(GIVEN RECORDS begins)

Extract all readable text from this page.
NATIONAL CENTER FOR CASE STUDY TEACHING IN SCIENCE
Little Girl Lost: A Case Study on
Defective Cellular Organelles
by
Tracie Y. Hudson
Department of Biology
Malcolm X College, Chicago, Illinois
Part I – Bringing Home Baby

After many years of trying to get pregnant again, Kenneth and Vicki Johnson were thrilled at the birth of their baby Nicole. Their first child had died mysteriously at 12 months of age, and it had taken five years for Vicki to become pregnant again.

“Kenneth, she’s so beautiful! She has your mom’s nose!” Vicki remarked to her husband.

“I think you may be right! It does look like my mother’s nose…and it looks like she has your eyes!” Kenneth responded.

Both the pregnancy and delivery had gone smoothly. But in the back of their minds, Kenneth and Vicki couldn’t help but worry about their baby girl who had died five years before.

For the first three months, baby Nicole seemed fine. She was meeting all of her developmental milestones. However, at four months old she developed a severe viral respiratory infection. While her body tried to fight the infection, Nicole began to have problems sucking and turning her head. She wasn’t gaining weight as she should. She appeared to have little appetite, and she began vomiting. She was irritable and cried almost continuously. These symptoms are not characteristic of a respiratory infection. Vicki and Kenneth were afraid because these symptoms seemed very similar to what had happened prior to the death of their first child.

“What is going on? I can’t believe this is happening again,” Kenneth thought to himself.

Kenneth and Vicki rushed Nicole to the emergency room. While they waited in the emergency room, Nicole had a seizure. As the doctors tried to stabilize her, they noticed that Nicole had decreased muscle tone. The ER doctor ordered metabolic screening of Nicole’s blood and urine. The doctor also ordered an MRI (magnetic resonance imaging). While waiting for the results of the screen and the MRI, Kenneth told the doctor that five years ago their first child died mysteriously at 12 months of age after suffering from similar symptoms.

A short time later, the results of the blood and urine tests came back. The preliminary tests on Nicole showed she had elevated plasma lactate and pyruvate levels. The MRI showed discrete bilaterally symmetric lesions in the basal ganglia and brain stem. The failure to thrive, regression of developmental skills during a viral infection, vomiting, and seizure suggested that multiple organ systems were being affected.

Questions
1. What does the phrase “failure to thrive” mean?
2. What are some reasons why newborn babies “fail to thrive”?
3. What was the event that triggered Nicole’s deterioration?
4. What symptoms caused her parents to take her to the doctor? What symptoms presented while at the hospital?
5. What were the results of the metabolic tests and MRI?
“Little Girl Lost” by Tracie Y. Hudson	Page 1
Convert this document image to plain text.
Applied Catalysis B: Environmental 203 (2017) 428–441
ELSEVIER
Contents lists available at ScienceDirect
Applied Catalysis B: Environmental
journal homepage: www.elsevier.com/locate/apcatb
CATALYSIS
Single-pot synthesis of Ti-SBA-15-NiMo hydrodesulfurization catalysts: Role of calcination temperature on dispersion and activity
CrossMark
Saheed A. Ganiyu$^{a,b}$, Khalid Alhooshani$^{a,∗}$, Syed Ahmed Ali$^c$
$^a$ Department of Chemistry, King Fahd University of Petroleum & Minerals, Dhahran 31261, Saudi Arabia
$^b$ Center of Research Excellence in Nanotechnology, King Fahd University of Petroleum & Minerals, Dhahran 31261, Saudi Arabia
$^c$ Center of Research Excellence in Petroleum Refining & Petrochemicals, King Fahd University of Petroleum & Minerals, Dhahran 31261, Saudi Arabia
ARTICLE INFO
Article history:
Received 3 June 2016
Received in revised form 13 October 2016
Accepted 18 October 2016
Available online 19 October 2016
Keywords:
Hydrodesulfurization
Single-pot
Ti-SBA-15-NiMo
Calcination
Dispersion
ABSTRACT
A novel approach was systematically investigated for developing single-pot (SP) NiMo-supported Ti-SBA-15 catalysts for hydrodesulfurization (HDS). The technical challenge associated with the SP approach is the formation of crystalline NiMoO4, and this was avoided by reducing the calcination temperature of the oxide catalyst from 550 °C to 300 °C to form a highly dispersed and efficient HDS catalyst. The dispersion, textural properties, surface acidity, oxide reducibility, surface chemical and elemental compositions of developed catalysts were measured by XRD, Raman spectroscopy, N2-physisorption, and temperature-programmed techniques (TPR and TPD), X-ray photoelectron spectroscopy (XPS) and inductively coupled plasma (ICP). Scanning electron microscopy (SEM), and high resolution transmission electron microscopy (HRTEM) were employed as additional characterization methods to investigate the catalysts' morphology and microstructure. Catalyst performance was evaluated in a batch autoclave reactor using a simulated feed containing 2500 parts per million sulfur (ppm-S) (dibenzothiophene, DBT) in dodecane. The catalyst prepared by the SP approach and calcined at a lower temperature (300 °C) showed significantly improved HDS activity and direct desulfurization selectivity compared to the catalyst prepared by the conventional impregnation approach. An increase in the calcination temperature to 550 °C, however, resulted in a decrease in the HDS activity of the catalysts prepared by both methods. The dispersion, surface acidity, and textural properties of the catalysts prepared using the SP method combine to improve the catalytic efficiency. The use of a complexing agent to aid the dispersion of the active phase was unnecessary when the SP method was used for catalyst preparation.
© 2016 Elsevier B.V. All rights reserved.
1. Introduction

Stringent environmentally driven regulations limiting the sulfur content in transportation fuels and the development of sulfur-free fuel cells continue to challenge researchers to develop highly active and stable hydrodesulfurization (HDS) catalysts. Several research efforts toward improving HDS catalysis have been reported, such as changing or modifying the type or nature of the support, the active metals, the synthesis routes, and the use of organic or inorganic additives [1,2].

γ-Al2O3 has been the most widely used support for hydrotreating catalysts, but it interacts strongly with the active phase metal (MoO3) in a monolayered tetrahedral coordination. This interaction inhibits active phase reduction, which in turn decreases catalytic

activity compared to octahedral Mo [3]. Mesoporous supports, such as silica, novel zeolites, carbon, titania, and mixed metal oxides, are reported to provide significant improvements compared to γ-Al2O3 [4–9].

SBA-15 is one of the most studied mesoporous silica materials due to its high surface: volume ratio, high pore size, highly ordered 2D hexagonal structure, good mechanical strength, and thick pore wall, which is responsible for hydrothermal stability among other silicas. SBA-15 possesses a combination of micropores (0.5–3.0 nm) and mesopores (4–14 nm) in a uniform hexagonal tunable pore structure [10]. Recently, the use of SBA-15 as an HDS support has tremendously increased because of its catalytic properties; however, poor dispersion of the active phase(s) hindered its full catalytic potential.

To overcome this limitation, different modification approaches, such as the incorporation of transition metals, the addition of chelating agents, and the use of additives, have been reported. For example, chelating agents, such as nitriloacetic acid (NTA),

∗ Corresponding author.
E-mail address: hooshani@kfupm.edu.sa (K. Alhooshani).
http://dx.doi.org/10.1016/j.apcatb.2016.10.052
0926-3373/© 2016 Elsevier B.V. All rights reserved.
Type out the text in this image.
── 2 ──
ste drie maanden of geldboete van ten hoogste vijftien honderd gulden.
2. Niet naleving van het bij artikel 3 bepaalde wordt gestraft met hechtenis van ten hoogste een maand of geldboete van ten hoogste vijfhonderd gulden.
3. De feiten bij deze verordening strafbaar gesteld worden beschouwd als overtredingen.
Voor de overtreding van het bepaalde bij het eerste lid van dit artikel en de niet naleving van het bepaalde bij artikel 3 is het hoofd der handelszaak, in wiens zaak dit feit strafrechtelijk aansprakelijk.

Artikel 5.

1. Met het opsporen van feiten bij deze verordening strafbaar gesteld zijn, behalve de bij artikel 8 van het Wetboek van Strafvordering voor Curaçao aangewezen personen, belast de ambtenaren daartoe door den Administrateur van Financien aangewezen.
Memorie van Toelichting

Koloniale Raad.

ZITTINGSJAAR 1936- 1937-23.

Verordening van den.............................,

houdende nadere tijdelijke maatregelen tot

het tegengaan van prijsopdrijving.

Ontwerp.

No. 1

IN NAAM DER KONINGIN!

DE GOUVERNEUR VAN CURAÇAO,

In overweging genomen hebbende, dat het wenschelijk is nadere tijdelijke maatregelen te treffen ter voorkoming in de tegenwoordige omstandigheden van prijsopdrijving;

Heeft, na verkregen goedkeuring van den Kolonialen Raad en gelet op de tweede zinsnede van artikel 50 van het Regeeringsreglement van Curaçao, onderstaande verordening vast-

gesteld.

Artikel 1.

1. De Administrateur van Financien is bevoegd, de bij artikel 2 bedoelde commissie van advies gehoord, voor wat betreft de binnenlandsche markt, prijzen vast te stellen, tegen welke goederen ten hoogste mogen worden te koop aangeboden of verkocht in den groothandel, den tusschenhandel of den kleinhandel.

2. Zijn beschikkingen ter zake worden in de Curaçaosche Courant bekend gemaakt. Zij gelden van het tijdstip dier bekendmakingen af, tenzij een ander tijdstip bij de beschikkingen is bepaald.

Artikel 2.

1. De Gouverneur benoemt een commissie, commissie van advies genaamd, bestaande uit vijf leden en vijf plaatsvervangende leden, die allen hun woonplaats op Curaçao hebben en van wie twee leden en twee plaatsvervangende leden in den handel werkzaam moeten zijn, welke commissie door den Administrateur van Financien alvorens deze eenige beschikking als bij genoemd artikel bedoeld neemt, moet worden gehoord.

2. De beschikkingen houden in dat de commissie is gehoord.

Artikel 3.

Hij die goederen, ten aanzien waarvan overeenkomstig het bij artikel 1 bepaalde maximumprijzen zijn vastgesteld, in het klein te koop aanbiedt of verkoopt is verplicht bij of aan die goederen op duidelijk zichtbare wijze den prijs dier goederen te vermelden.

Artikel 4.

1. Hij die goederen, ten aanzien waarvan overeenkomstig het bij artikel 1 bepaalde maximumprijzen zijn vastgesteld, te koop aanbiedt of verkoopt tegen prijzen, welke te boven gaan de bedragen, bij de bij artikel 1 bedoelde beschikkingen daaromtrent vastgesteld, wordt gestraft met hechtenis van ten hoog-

(GIVEN RECORDS ends)

◆ WHAT THE EXERCISE ASKS:
Look through the data above for lines holding the word "Tracie". State how many there are and nothing else.

◆ RESULT BELOW:
2